◆ MATERIALS PROVIDED
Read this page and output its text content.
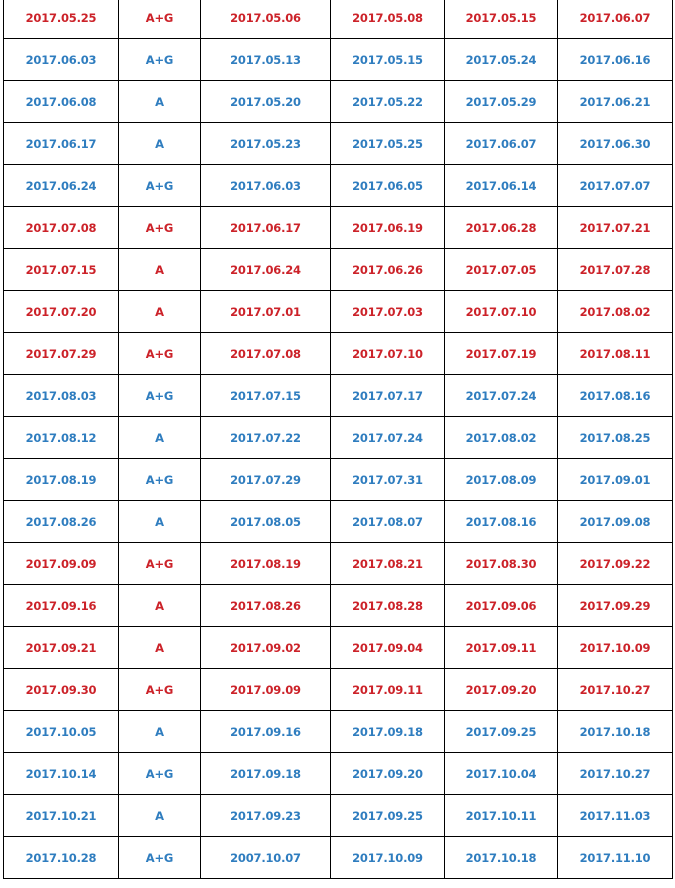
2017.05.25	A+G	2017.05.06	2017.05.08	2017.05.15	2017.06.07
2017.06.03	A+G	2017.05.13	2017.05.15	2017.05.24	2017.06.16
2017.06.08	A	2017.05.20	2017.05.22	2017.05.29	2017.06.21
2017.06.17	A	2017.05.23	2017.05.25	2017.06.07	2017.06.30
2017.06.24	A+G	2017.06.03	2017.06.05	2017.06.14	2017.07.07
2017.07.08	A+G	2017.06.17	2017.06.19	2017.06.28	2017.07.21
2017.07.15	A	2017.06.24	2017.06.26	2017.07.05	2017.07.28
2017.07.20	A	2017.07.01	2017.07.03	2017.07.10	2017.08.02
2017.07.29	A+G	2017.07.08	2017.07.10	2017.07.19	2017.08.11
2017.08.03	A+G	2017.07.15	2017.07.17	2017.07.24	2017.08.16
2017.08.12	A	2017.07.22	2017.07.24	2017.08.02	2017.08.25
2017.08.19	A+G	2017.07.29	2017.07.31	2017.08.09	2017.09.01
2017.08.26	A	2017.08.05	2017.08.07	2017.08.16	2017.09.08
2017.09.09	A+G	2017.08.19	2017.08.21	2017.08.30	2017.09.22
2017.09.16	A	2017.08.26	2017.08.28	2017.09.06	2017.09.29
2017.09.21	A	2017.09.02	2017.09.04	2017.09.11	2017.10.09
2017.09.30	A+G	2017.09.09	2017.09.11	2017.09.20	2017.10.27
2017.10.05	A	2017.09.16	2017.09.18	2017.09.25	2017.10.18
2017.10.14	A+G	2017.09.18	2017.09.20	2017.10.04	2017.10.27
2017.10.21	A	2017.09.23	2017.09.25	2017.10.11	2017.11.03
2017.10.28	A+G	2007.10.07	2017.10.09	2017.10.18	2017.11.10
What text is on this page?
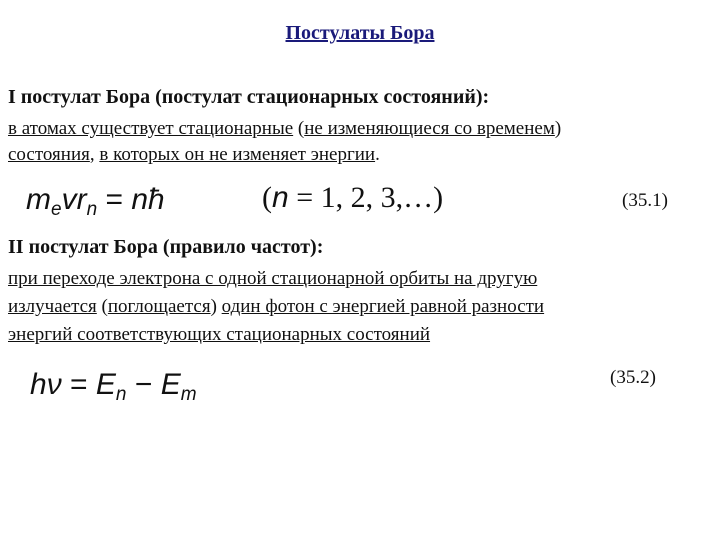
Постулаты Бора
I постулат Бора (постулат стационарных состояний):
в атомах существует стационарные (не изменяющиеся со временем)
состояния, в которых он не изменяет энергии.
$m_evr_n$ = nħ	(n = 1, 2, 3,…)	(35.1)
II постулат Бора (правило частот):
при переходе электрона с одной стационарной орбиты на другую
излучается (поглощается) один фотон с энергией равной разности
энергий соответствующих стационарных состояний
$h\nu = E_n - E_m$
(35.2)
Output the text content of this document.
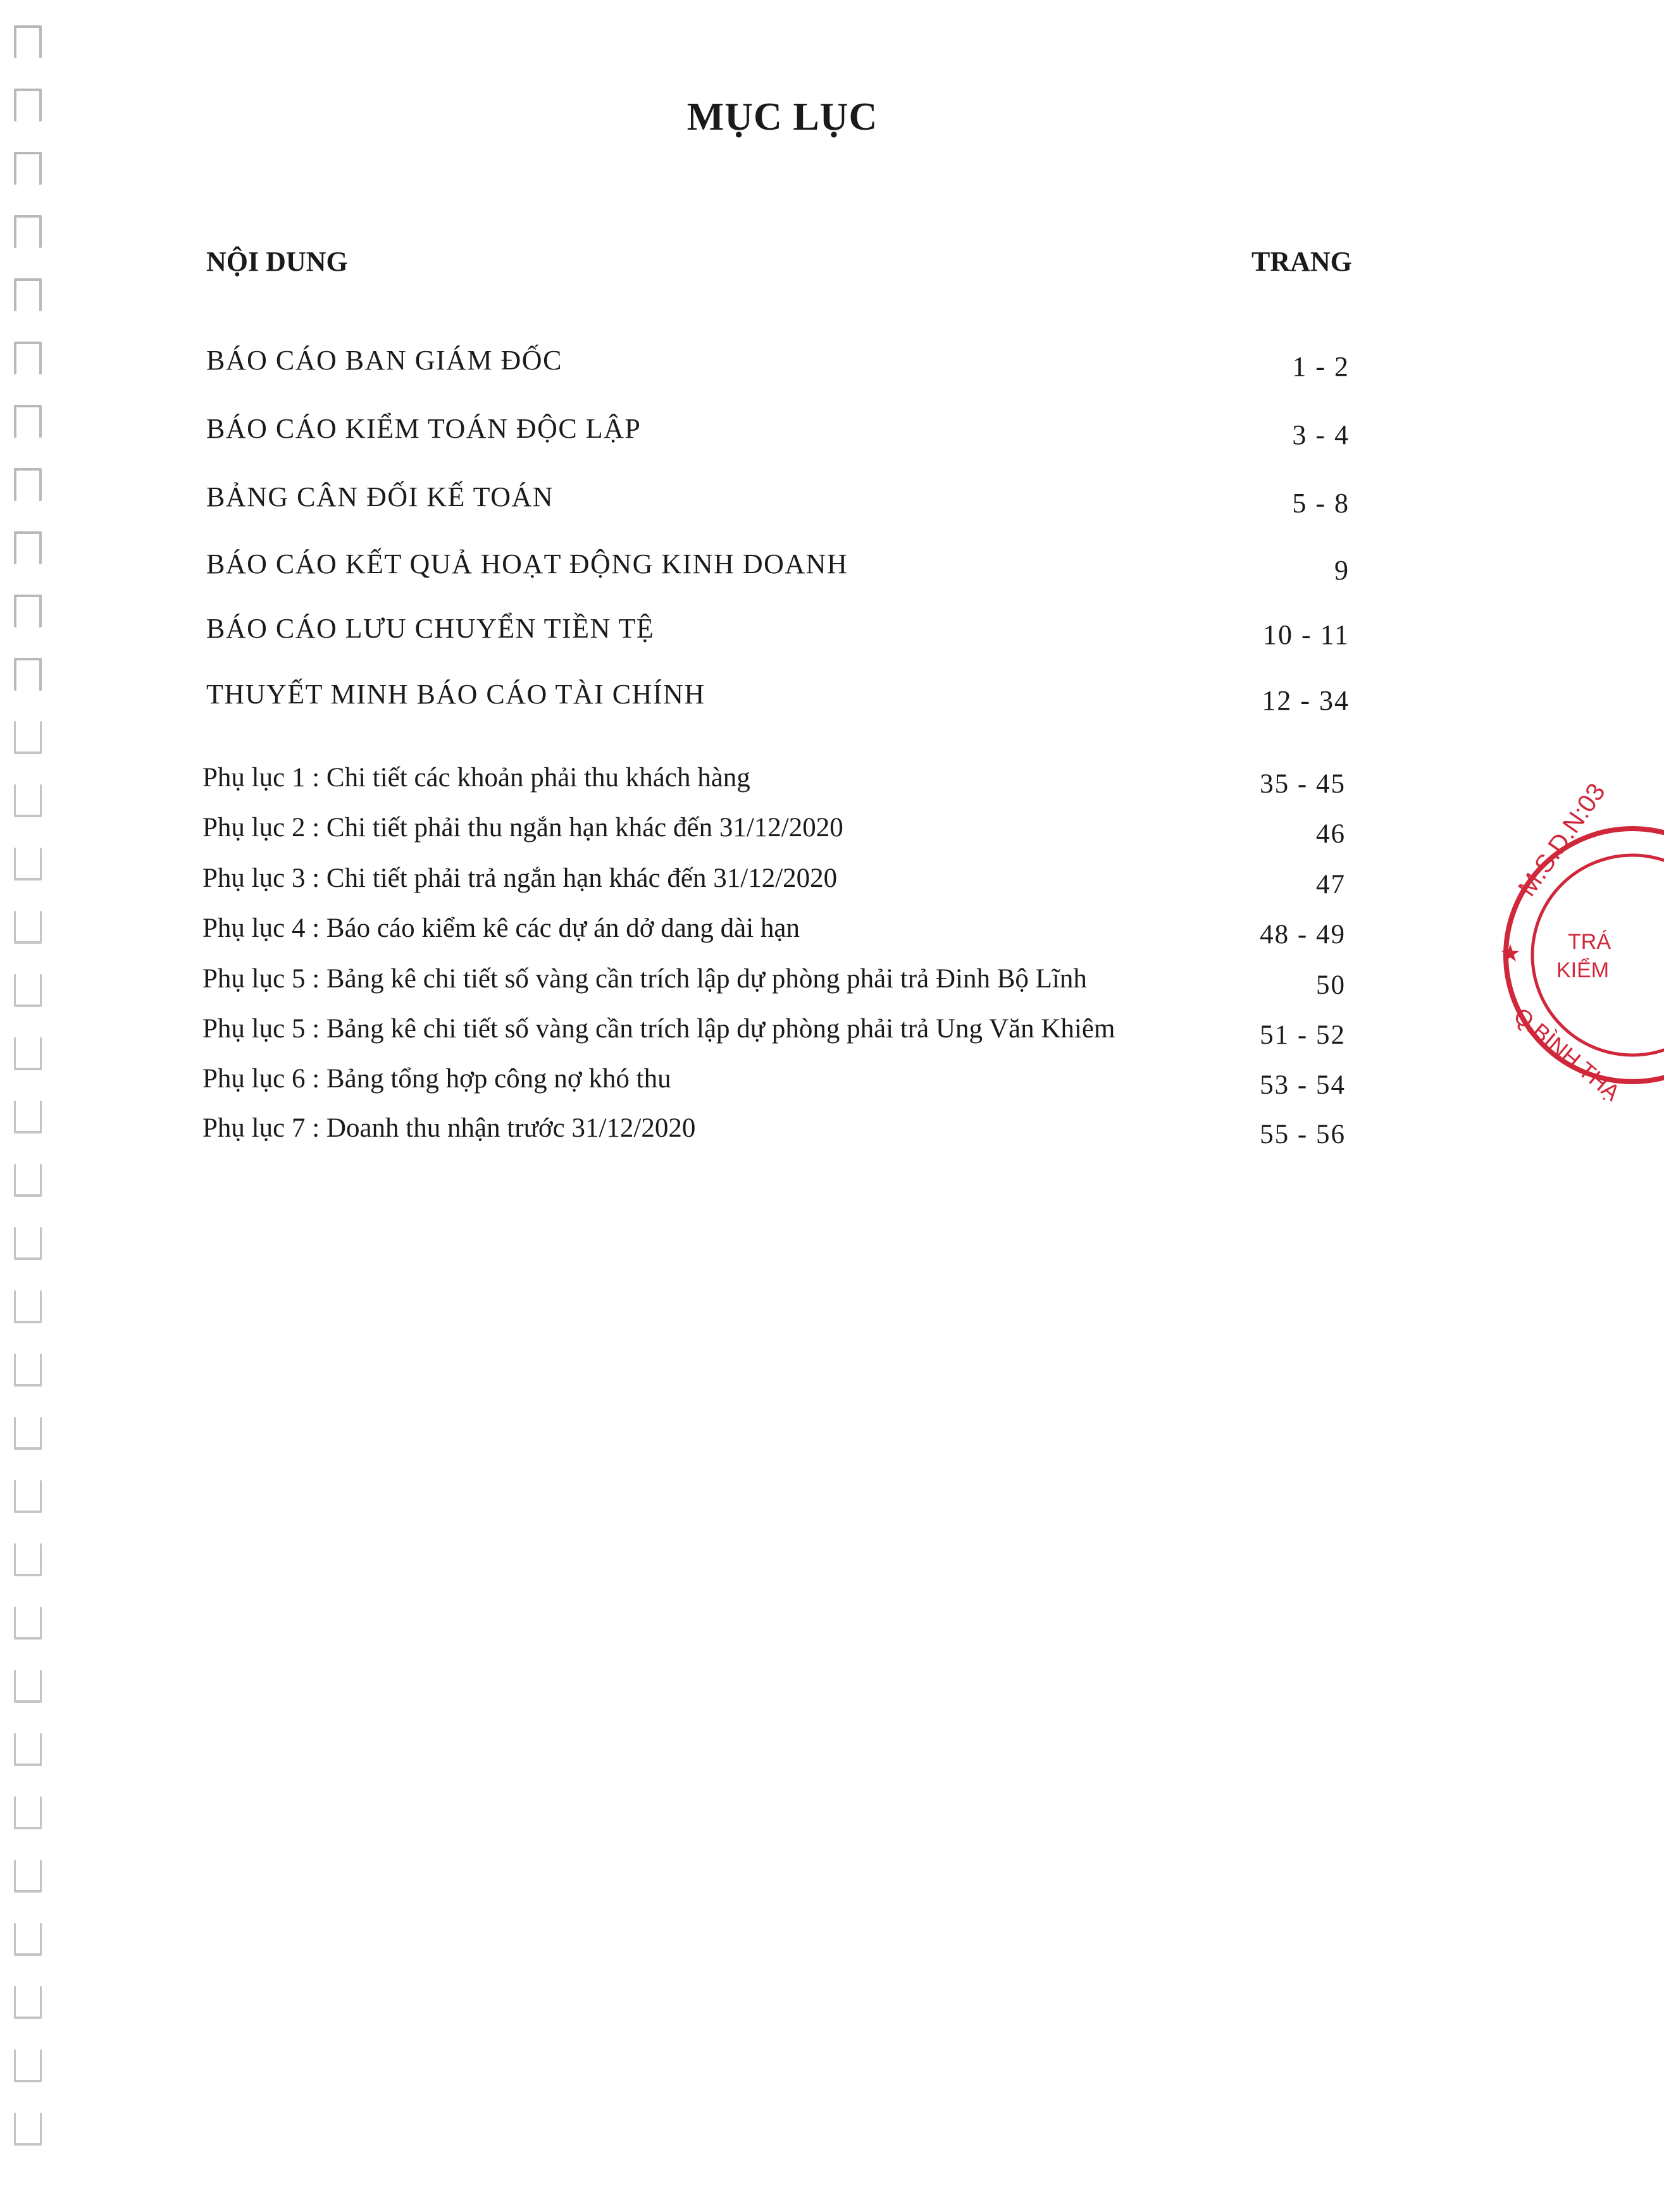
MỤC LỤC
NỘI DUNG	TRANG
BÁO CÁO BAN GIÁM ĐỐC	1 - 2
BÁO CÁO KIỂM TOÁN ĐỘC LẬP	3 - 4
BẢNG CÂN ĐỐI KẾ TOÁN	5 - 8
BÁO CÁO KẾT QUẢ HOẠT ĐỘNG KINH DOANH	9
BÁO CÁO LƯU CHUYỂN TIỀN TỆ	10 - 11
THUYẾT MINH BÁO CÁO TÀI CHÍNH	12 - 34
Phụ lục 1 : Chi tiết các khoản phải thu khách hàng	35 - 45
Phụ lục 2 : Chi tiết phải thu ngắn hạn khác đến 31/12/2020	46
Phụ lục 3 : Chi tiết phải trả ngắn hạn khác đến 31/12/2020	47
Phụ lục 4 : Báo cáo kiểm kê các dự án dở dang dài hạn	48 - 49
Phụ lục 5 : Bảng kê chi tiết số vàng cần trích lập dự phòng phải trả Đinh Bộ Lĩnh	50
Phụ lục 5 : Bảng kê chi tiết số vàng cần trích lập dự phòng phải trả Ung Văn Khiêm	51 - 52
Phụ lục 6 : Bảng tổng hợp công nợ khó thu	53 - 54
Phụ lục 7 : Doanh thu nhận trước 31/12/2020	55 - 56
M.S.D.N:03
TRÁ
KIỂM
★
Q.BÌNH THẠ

◆ YOUR TASK
Strip out the pictures and quote the remaining data word for word.

◆ EXERCISE SOLUTION
Read this page and output its text content.
2017.05.25	A+G	2017.05.06	2017.05.08	2017.05.15	2017.06.07
2017.06.03	A+G	2017.05.13	2017.05.15	2017.05.24	2017.06.16
2017.06.08	A	2017.05.20	2017.05.22	2017.05.29	2017.06.21
2017.06.17	A	2017.05.23	2017.05.25	2017.06.07	2017.06.30
2017.06.24	A+G	2017.06.03	2017.06.05	2017.06.14	2017.07.07
2017.07.08	A+G	2017.06.17	2017.06.19	2017.06.28	2017.07.21
2017.07.15	A	2017.06.24	2017.06.26	2017.07.05	2017.07.28
2017.07.20	A	2017.07.01	2017.07.03	2017.07.10	2017.08.02
2017.07.29	A+G	2017.07.08	2017.07.10	2017.07.19	2017.08.11
2017.08.03	A+G	2017.07.15	2017.07.17	2017.07.24	2017.08.16
2017.08.12	A	2017.07.22	2017.07.24	2017.08.02	2017.08.25
2017.08.19	A+G	2017.07.29	2017.07.31	2017.08.09	2017.09.01
2017.08.26	A	2017.08.05	2017.08.07	2017.08.16	2017.09.08
2017.09.09	A+G	2017.08.19	2017.08.21	2017.08.30	2017.09.22
2017.09.16	A	2017.08.26	2017.08.28	2017.09.06	2017.09.29
2017.09.21	A	2017.09.02	2017.09.04	2017.09.11	2017.10.09
2017.09.30	A+G	2017.09.09	2017.09.11	2017.09.20	2017.10.27
2017.10.05	A	2017.09.16	2017.09.18	2017.09.25	2017.10.18
2017.10.14	A+G	2017.09.18	2017.09.20	2017.10.04	2017.10.27
2017.10.21	A	2017.09.23	2017.09.25	2017.10.11	2017.11.03
2017.10.28	A+G	2007.10.07	2017.10.09	2017.10.18	2017.11.10
What text is on this page?
Постулаты Бора
I постулат Бора (постулат стационарных состояний):
в атомах существует стационарные (не изменяющиеся со временем)
состояния, в которых он не изменяет энергии.
$m_evr_n$ = nħ	(n = 1, 2, 3,…)	(35.1)
II постулат Бора (правило частот):
при переходе электрона с одной стационарной орбиты на другую
излучается (поглощается) один фотон с энергией равной разности
энергий соответствующих стационарных состояний
$h\nu = E_n - E_m$
(35.2)
Output the text content of this document.
MỤC LỤC
NỘI DUNG	TRANG
BÁO CÁO BAN GIÁM ĐỐC	1 - 2
BÁO CÁO KIỂM TOÁN ĐỘC LẬP	3 - 4
BẢNG CÂN ĐỐI KẾ TOÁN	5 - 8
BÁO CÁO KẾT QUẢ HOẠT ĐỘNG KINH DOANH	9
BÁO CÁO LƯU CHUYỂN TIỀN TỆ	10 - 11
THUYẾT MINH BÁO CÁO TÀI CHÍNH	12 - 34
Phụ lục 1 : Chi tiết các khoản phải thu khách hàng	35 - 45
Phụ lục 2 : Chi tiết phải thu ngắn hạn khác đến 31/12/2020	46
Phụ lục 3 : Chi tiết phải trả ngắn hạn khác đến 31/12/2020	47
Phụ lục 4 : Báo cáo kiểm kê các dự án dở dang dài hạn	48 - 49
Phụ lục 5 : Bảng kê chi tiết số vàng cần trích lập dự phòng phải trả Đinh Bộ Lĩnh	50
Phụ lục 5 : Bảng kê chi tiết số vàng cần trích lập dự phòng phải trả Ung Văn Khiêm	51 - 52
Phụ lục 6 : Bảng tổng hợp công nợ khó thu	53 - 54
Phụ lục 7 : Doanh thu nhận trước 31/12/2020	55 - 56
M.S.D.N:03
TRÁ
KIỂM
★
Q.BÌNH THẠ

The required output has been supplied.